---------- ROWS ----------

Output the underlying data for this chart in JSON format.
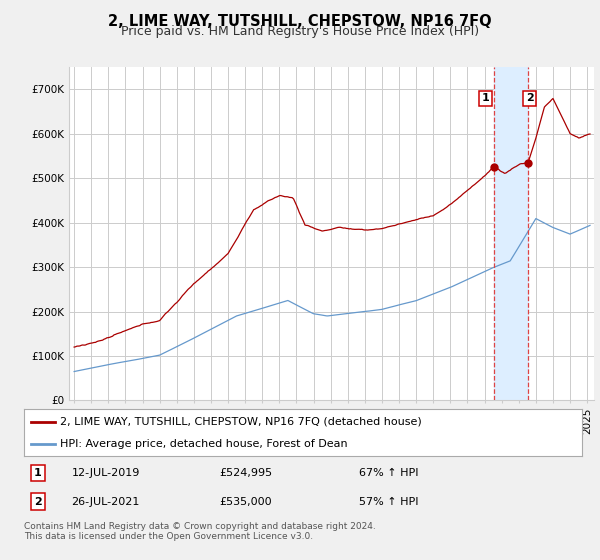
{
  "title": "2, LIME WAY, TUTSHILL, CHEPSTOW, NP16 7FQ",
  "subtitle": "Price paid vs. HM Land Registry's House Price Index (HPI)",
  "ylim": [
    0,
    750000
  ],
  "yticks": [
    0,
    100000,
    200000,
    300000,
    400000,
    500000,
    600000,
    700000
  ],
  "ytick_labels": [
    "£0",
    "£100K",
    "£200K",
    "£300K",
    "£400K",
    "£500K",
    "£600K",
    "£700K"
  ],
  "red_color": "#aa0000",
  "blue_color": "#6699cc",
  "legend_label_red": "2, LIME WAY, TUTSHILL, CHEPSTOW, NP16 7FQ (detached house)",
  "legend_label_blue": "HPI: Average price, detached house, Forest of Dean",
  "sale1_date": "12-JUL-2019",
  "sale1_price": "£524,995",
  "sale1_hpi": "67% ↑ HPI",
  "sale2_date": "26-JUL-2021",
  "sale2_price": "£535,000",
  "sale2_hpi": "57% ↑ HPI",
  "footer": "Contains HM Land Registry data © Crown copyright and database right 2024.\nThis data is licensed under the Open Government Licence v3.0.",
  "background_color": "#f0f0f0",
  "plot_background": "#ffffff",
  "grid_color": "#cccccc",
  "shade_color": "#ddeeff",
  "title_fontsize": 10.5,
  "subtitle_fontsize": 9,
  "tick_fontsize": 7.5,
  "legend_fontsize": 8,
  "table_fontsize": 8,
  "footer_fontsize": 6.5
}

----------

— PROBLEM TO WORK ON —
Leave out the pictures and transcribe the entries above exactly.

— TASK OUTPUT —
Output the underlying data for this chart in JSON format.
{
  "title": "2, LIME WAY, TUTSHILL, CHEPSTOW, NP16 7FQ",
  "subtitle": "Price paid vs. HM Land Registry's House Price Index (HPI)",
  "ylim": [
    0,
    750000
  ],
  "yticks": [
    0,
    100000,
    200000,
    300000,
    400000,
    500000,
    600000,
    700000
  ],
  "ytick_labels": [
    "£0",
    "£100K",
    "£200K",
    "£300K",
    "£400K",
    "£500K",
    "£600K",
    "£700K"
  ],
  "red_color": "#aa0000",
  "blue_color": "#6699cc",
  "legend_label_red": "2, LIME WAY, TUTSHILL, CHEPSTOW, NP16 7FQ (detached house)",
  "legend_label_blue": "HPI: Average price, detached house, Forest of Dean",
  "sale1_date": "12-JUL-2019",
  "sale1_price": "£524,995",
  "sale1_hpi": "67% ↑ HPI",
  "sale2_date": "26-JUL-2021",
  "sale2_price": "£535,000",
  "sale2_hpi": "57% ↑ HPI",
  "footer": "Contains HM Land Registry data © Crown copyright and database right 2024.\nThis data is licensed under the Open Government Licence v3.0.",
  "background_color": "#f0f0f0",
  "plot_background": "#ffffff",
  "grid_color": "#cccccc",
  "shade_color": "#ddeeff",
  "title_fontsize": 10.5,
  "subtitle_fontsize": 9,
  "tick_fontsize": 7.5,
  "legend_fontsize": 8,
  "table_fontsize": 8,
  "footer_fontsize": 6.5
}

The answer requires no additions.